### A SUA TAREFA
Segundo o texto sobre o escultor Brokoff, explique por que motivo ele foi a Breslau no início de 1722, em uma a três frases.

··· TEXTO APRESENTADO

Ferdinand Maximilian Brokoff
Ferdinand Maxmilián Brokoff (nascido a 12 de Setembro de 1688 e falecido a 8 de Março de 1731) foi um escultor do barroco checo.
Biografia
Nascido em 1688, é filho do escultor de madeira Jan Brokoff[1]. Fez formação na oficina do seu pai, onde o seu irmão mais velho Michael Johann Joseph[1] trabalhava. Quando tinha cerca de vinte anos, Ferdinand Maxmilián assumiu a direção da oficina de Brunel.
Participou na decoração plástica da Ponte Carlos com obras independentes até 1709[2]. Paralelamente a estas obras, foi empregado em palácios nobres e praças públicas (cariátides em forma de mouro no Palácio Morzin, Praga, 1713/14)[2]. Em 1715/16, juntamente com J. B. Fischer von Erlach, realizou o seu projeto para um túmulo para o Supremo Chanceler da Boémia, Conde Wratislaw v. Mitrowitz (St. Jacob, Praga), depois um grande relevo em mármore representando a família de Cristo na Igreja Nossa Senhora de Týn em Praga (1718)[2]. No início de 1722, Fischer von Erlach chamou-o a Breslau para decorar a capela da catedral principesca[2]. Em 1726, encontrava-se novamente em Praga, onde construiu a Coluna de Maria na Praça Hradschiner (1726-28)[2]. Foi então chamado a Viena, onde, no mesmo ano, fez o modelo para a cena de estuque no altar-mor da Igreja de São Carlos, em Viena, senmdo provável ter executado[2]. Em 1728 tornou-se cidadão da nova cidade de Praga[2]. Em 1729, Ferdinand Maxmilián Brokoff foi chamado para decorar a igreja cisterciense em construção em Grüßau (Silésia), onde trabalhou nos modelos até março de 1730[2]. Morreu, tal como o seu irmão, de doença pulmonar[2].

······
··· EXCERTOS DOS REGISTOS

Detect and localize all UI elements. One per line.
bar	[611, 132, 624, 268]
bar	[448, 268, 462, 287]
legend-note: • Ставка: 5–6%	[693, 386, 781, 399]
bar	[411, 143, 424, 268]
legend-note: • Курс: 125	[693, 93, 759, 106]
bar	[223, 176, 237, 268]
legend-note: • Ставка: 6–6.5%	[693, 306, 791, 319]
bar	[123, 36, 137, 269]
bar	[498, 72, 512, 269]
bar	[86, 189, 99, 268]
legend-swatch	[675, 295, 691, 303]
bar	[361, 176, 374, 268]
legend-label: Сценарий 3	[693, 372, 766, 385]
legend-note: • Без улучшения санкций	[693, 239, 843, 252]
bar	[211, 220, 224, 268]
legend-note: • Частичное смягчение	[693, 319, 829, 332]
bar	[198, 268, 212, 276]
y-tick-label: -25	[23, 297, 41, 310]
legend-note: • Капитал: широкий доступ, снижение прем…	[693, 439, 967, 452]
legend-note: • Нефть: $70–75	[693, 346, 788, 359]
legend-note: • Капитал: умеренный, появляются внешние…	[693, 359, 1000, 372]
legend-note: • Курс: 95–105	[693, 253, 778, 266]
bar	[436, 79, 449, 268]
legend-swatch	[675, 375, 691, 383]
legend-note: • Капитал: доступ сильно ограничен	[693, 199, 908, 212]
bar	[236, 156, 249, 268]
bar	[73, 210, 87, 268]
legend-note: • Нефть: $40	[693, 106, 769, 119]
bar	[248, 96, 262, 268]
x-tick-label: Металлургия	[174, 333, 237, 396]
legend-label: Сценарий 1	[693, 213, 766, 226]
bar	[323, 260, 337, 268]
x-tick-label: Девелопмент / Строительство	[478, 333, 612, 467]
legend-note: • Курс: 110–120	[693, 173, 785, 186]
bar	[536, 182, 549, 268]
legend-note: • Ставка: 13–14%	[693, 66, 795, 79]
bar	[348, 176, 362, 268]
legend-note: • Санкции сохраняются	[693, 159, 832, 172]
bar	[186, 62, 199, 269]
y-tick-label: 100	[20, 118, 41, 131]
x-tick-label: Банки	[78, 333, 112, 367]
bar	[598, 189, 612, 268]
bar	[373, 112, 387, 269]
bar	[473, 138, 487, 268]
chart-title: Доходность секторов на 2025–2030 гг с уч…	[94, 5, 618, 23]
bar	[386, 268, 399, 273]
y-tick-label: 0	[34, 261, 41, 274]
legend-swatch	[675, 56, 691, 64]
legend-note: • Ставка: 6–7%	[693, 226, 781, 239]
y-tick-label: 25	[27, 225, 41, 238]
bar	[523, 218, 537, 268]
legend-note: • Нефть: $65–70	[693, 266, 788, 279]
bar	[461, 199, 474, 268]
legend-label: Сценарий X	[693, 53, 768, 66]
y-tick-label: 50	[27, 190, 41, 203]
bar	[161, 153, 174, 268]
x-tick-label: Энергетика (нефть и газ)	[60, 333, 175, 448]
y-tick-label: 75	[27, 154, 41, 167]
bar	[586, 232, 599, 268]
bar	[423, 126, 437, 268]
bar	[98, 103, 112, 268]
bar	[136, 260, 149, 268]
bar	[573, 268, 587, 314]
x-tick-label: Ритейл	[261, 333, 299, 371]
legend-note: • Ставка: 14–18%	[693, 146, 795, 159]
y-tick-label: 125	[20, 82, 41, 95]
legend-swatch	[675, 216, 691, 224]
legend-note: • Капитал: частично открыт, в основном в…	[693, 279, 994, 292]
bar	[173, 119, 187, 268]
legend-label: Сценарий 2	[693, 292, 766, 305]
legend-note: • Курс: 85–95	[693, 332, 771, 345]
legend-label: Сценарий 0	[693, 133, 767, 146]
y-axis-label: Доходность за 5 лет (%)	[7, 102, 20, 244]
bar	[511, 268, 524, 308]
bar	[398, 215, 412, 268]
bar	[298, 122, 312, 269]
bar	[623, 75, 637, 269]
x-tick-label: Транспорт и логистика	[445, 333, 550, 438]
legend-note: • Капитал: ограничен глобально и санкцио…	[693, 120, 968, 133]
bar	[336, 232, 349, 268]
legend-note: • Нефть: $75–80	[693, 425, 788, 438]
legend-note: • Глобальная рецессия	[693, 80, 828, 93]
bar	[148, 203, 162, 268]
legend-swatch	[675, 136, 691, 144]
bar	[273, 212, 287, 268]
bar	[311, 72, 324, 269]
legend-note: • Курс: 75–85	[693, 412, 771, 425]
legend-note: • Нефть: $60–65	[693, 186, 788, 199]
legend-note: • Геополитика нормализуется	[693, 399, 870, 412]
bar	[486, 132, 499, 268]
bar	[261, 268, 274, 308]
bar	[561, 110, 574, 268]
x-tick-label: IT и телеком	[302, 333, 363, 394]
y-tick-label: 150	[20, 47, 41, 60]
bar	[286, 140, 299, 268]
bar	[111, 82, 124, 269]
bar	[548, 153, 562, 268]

······

### RESPOSTA ESCRITA
No início de 1722, Fischer von Erlach chamou-o a Breslau para decorar a capela da catedral principesca.